- [Exercise objective]
Copy every entry exactly as given, minus the images.

- [Supplied records]
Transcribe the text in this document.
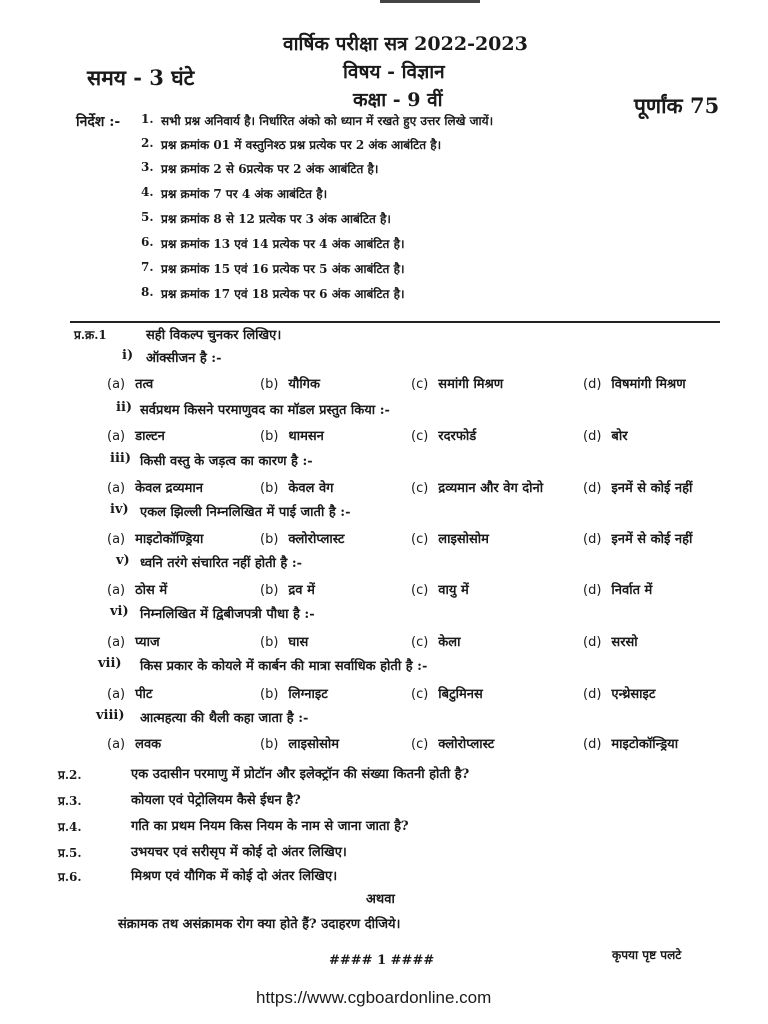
वार्षिक परीक्षा सत्र 2022-2023
विषय - विज्ञान
समय - 3 घंटे
कक्षा - 9 वीं	पूर्णांक 75
निर्देश :- 1. सभी प्रश्न अनिवार्य है। निर्धारित अंको को ध्यान में रखते हुए उत्तर लिखे जायें।
2. प्रश्न क्रमांक 01 में वस्तुनिश्ठ प्रश्न प्रत्येक पर 2 अंक आबंटित है।
3. प्रश्न क्रमांक 2 से 6प्रत्येक पर 2 अंक आबंटित है।
4. प्रश्न क्रमांक 7 पर 4 अंक आबंटित है।
5. प्रश्न क्रमांक 8 से 12 प्रत्येक पर 3 अंक आबंटित है।
6. प्रश्न क्रमांक 13 एवं 14 प्रत्येक पर 4 अंक आबंटित है।
7. प्रश्न क्रमांक 15 एवं 16 प्रत्येक पर 5 अंक आबंटित है।
8. प्रश्न क्रमांक 17 एवं 18 प्रत्येक पर 6 अंक आबंटित है।
प्र.क्र.1	सही विकल्प चुनकर लिखिए।
i) ऑक्सीजन है :-
(a) तत्व	(b) यौगिक	(c) समांगी मिश्रण	(d) विषमांगी मिश्रण
ii) सर्वप्रथम किसने परमाणुवद का मॉडल प्रस्तुत किया :-
(a) डाल्टन	(b) थामसन	(c) रदरफोर्ड	(d) बोर
iii) किसी वस्तु के जड़त्व का कारण है :-
(a) केवल द्रव्यमान	(b) केवल वेग	(c) द्रव्यमान और वेग दोनो	(d) इनमें से कोई नहीं
iv) एकल झिल्ली निम्नलिखित में पाई जाती है :-
(a) माइटोकॉण्ड्रिया	(b) क्लोरोप्लास्ट	(c) लाइसोसोम	(d) इनमें से कोई नहीं
v) ध्वनि तरंगे संचारित नहीं होती है :-
(a) ठोस में	(b) द्रव में	(c) वायु में	(d) निर्वात में
vi) निम्नलिखित में द्विबीजपत्री पौधा है :-
(a) प्याज	(b) घास	(c) केला	(d) सरसो
vii) किस प्रकार के कोयले में कार्बन की मात्रा सर्वाधिक होती है :-
(a) पीट	(b) लिग्नाइट	(c) बिटुमिनस	(d) एन्थ्रेसाइट
viii) आत्महत्या की थैली कहा जाता है :-
(a) लवक	(b) लाइसोसोम	(c) क्लोरोप्लास्ट	(d) माइटोकॉन्ड्रिया
प्र.2.	एक उदासीन परमाणु में प्रोटॉन और इलेक्ट्रॉन की संख्या कितनी होती है?
प्र.3.	कोयला एवं पेट्रोलियम कैसे ईधन है?
प्र.4.	गति का प्रथम नियम किस नियम के नाम से जाना जाता है?
प्र.5.	उभयचर एवं सरीसृप में कोई दो अंतर लिखिए।
प्र.6.	मिश्रण एवं यौगिक में कोई दो अंतर लिखिए।
अथवा
संक्रामक तथ असंक्रामक रोग क्या होते हैं? उदाहरण दीजिये।
#### 1 ####	कृपया पृष्ट पलटे
https://www.cgboardonline.com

- [Worked solution]
Transcribe the text in this document.
वार्षिक परीक्षा सत्र 2022-2023
विषय - विज्ञान
समय - 3 घंटे
कक्षा - 9 वीं	पूर्णांक 75
निर्देश :- 1. सभी प्रश्न अनिवार्य है। निर्धारित अंको को ध्यान में रखते हुए उत्तर लिखे जायें।
2. प्रश्न क्रमांक 01 में वस्तुनिश्ठ प्रश्न प्रत्येक पर 2 अंक आबंटित है।
3. प्रश्न क्रमांक 2 से 6प्रत्येक पर 2 अंक आबंटित है।
4. प्रश्न क्रमांक 7 पर 4 अंक आबंटित है।
5. प्रश्न क्रमांक 8 से 12 प्रत्येक पर 3 अंक आबंटित है।
6. प्रश्न क्रमांक 13 एवं 14 प्रत्येक पर 4 अंक आबंटित है।
7. प्रश्न क्रमांक 15 एवं 16 प्रत्येक पर 5 अंक आबंटित है।
8. प्रश्न क्रमांक 17 एवं 18 प्रत्येक पर 6 अंक आबंटित है।
प्र.क्र.1	सही विकल्प चुनकर लिखिए।
i) ऑक्सीजन है :-
(a) तत्व	(b) यौगिक	(c) समांगी मिश्रण	(d) विषमांगी मिश्रण
ii) सर्वप्रथम किसने परमाणुवद का मॉडल प्रस्तुत किया :-
(a) डाल्टन	(b) थामसन	(c) रदरफोर्ड	(d) बोर
iii) किसी वस्तु के जड़त्व का कारण है :-
(a) केवल द्रव्यमान	(b) केवल वेग	(c) द्रव्यमान और वेग दोनो	(d) इनमें से कोई नहीं
iv) एकल झिल्ली निम्नलिखित में पाई जाती है :-
(a) माइटोकॉण्ड्रिया	(b) क्लोरोप्लास्ट	(c) लाइसोसोम	(d) इनमें से कोई नहीं
v) ध्वनि तरंगे संचारित नहीं होती है :-
(a) ठोस में	(b) द्रव में	(c) वायु में	(d) निर्वात में
vi) निम्नलिखित में द्विबीजपत्री पौधा है :-
(a) प्याज	(b) घास	(c) केला	(d) सरसो
vii) किस प्रकार के कोयले में कार्बन की मात्रा सर्वाधिक होती है :-
(a) पीट	(b) लिग्नाइट	(c) बिटुमिनस	(d) एन्थ्रेसाइट
viii) आत्महत्या की थैली कहा जाता है :-
(a) लवक	(b) लाइसोसोम	(c) क्लोरोप्लास्ट	(d) माइटोकॉन्ड्रिया
प्र.2.	एक उदासीन परमाणु में प्रोटॉन और इलेक्ट्रॉन की संख्या कितनी होती है?
प्र.3.	कोयला एवं पेट्रोलियम कैसे ईधन है?
प्र.4.	गति का प्रथम नियम किस नियम के नाम से जाना जाता है?
प्र.5.	उभयचर एवं सरीसृप में कोई दो अंतर लिखिए।
प्र.6.	मिश्रण एवं यौगिक में कोई दो अंतर लिखिए।
अथवा
संक्रामक तथ असंक्रामक रोग क्या होते हैं? उदाहरण दीजिये।
#### 1 ####	कृपया पृष्ट पलटे
https://www.cgboardonline.com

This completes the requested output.